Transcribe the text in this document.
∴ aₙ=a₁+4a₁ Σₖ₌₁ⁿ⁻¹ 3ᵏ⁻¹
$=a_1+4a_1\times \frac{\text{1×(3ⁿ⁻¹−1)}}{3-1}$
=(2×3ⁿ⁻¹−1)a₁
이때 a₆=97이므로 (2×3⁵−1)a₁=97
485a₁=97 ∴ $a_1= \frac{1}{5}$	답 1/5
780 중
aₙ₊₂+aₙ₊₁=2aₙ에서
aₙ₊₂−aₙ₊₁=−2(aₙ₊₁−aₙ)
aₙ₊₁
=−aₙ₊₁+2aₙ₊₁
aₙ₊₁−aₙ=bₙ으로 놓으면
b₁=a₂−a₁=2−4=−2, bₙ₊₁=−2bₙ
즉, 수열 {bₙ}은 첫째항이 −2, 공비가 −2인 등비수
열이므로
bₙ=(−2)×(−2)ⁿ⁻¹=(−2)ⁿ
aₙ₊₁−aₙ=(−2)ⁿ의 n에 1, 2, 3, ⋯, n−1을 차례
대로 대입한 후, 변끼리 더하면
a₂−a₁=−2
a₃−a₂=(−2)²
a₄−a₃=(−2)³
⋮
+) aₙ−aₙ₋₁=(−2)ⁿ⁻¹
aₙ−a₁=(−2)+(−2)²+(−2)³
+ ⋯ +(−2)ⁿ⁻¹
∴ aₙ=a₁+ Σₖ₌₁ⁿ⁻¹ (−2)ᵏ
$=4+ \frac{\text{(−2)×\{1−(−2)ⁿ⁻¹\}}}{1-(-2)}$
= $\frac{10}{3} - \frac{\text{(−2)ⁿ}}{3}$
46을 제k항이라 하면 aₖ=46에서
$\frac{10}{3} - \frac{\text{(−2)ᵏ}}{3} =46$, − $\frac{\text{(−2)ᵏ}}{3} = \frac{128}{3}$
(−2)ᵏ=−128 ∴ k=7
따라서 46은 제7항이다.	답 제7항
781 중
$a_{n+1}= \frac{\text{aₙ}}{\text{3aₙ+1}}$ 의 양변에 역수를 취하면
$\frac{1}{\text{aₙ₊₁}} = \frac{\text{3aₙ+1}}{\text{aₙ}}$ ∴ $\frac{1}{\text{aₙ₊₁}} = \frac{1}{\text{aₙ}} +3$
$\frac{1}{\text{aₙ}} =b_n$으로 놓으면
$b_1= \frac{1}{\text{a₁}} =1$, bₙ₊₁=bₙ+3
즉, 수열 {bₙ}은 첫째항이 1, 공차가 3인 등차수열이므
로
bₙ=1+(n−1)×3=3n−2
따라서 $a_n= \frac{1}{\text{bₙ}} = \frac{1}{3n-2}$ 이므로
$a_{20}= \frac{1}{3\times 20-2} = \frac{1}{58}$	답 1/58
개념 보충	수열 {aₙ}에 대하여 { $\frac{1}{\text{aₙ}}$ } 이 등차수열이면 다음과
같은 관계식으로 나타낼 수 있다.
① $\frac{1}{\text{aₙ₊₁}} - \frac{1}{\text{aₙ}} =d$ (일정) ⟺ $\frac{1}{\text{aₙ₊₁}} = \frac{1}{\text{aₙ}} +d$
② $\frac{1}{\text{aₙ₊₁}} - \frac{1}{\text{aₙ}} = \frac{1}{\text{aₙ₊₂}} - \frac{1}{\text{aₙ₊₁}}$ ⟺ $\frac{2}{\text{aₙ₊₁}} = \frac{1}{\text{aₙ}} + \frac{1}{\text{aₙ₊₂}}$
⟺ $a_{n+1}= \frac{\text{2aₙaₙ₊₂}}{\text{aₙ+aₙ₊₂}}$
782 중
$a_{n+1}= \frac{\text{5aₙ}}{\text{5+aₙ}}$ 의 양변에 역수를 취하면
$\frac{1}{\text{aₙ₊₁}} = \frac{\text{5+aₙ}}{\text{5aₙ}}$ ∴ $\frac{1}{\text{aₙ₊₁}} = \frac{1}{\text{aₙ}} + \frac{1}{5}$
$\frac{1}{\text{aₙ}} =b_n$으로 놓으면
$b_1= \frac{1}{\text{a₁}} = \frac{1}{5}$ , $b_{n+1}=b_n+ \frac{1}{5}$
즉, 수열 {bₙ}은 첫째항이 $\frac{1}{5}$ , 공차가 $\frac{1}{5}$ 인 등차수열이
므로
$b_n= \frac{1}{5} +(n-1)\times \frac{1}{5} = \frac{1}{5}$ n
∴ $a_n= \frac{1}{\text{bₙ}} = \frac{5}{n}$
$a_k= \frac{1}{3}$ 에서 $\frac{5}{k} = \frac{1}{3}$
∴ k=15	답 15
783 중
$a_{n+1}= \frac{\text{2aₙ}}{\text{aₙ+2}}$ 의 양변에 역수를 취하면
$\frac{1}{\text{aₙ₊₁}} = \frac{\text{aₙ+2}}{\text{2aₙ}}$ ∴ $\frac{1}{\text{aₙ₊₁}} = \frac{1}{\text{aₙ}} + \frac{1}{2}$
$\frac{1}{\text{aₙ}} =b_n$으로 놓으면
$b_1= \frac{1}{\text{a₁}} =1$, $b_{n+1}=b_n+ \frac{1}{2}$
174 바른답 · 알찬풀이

☆ ☆ ☆ ☆

• Written instruction
Reproduce every record above exactly as it appears.

• Worked solution
Transcribe the text in this document.
∴ aₙ=a₁+4a₁ Σₖ₌₁ⁿ⁻¹ 3ᵏ⁻¹
$=a_1+4a_1\times \frac{\text{1×(3ⁿ⁻¹−1)}}{3-1}$
=(2×3ⁿ⁻¹−1)a₁
이때 a₆=97이므로 (2×3⁵−1)a₁=97
485a₁=97 ∴ $a_1= \frac{1}{5}$	답 1/5
780 중
aₙ₊₂+aₙ₊₁=2aₙ에서
aₙ₊₂−aₙ₊₁=−2(aₙ₊₁−aₙ)
aₙ₊₁
=−aₙ₊₁+2aₙ₊₁
aₙ₊₁−aₙ=bₙ으로 놓으면
b₁=a₂−a₁=2−4=−2, bₙ₊₁=−2bₙ
즉, 수열 {bₙ}은 첫째항이 −2, 공비가 −2인 등비수
열이므로
bₙ=(−2)×(−2)ⁿ⁻¹=(−2)ⁿ
aₙ₊₁−aₙ=(−2)ⁿ의 n에 1, 2, 3, ⋯, n−1을 차례
대로 대입한 후, 변끼리 더하면
a₂−a₁=−2
a₃−a₂=(−2)²
a₄−a₃=(−2)³
⋮
+) aₙ−aₙ₋₁=(−2)ⁿ⁻¹
aₙ−a₁=(−2)+(−2)²+(−2)³
+ ⋯ +(−2)ⁿ⁻¹
∴ aₙ=a₁+ Σₖ₌₁ⁿ⁻¹ (−2)ᵏ
$=4+ \frac{\text{(−2)×\{1−(−2)ⁿ⁻¹\}}}{1-(-2)}$
= $\frac{10}{3} - \frac{\text{(−2)ⁿ}}{3}$
46을 제k항이라 하면 aₖ=46에서
$\frac{10}{3} - \frac{\text{(−2)ᵏ}}{3} =46$, − $\frac{\text{(−2)ᵏ}}{3} = \frac{128}{3}$
(−2)ᵏ=−128 ∴ k=7
따라서 46은 제7항이다.	답 제7항
781 중
$a_{n+1}= \frac{\text{aₙ}}{\text{3aₙ+1}}$ 의 양변에 역수를 취하면
$\frac{1}{\text{aₙ₊₁}} = \frac{\text{3aₙ+1}}{\text{aₙ}}$ ∴ $\frac{1}{\text{aₙ₊₁}} = \frac{1}{\text{aₙ}} +3$
$\frac{1}{\text{aₙ}} =b_n$으로 놓으면
$b_1= \frac{1}{\text{a₁}} =1$, bₙ₊₁=bₙ+3
즉, 수열 {bₙ}은 첫째항이 1, 공차가 3인 등차수열이므
로
bₙ=1+(n−1)×3=3n−2
따라서 $a_n= \frac{1}{\text{bₙ}} = \frac{1}{3n-2}$ 이므로
$a_{20}= \frac{1}{3\times 20-2} = \frac{1}{58}$	답 1/58
개념 보충	수열 {aₙ}에 대하여 { $\frac{1}{\text{aₙ}}$ } 이 등차수열이면 다음과
같은 관계식으로 나타낼 수 있다.
① $\frac{1}{\text{aₙ₊₁}} - \frac{1}{\text{aₙ}} =d$ (일정) ⟺ $\frac{1}{\text{aₙ₊₁}} = \frac{1}{\text{aₙ}} +d$
② $\frac{1}{\text{aₙ₊₁}} - \frac{1}{\text{aₙ}} = \frac{1}{\text{aₙ₊₂}} - \frac{1}{\text{aₙ₊₁}}$ ⟺ $\frac{2}{\text{aₙ₊₁}} = \frac{1}{\text{aₙ}} + \frac{1}{\text{aₙ₊₂}}$
⟺ $a_{n+1}= \frac{\text{2aₙaₙ₊₂}}{\text{aₙ+aₙ₊₂}}$
782 중
$a_{n+1}= \frac{\text{5aₙ}}{\text{5+aₙ}}$ 의 양변에 역수를 취하면
$\frac{1}{\text{aₙ₊₁}} = \frac{\text{5+aₙ}}{\text{5aₙ}}$ ∴ $\frac{1}{\text{aₙ₊₁}} = \frac{1}{\text{aₙ}} + \frac{1}{5}$
$\frac{1}{\text{aₙ}} =b_n$으로 놓으면
$b_1= \frac{1}{\text{a₁}} = \frac{1}{5}$ , $b_{n+1}=b_n+ \frac{1}{5}$
즉, 수열 {bₙ}은 첫째항이 $\frac{1}{5}$ , 공차가 $\frac{1}{5}$ 인 등차수열이
므로
$b_n= \frac{1}{5} +(n-1)\times \frac{1}{5} = \frac{1}{5}$ n
∴ $a_n= \frac{1}{\text{bₙ}} = \frac{5}{n}$
$a_k= \frac{1}{3}$ 에서 $\frac{5}{k} = \frac{1}{3}$
∴ k=15	답 15
783 중
$a_{n+1}= \frac{\text{2aₙ}}{\text{aₙ+2}}$ 의 양변에 역수를 취하면
$\frac{1}{\text{aₙ₊₁}} = \frac{\text{aₙ+2}}{\text{2aₙ}}$ ∴ $\frac{1}{\text{aₙ₊₁}} = \frac{1}{\text{aₙ}} + \frac{1}{2}$
$\frac{1}{\text{aₙ}} =b_n$으로 놓으면
$b_1= \frac{1}{\text{a₁}} =1$, $b_{n+1}=b_n+ \frac{1}{2}$
174 바른답 · 알찬풀이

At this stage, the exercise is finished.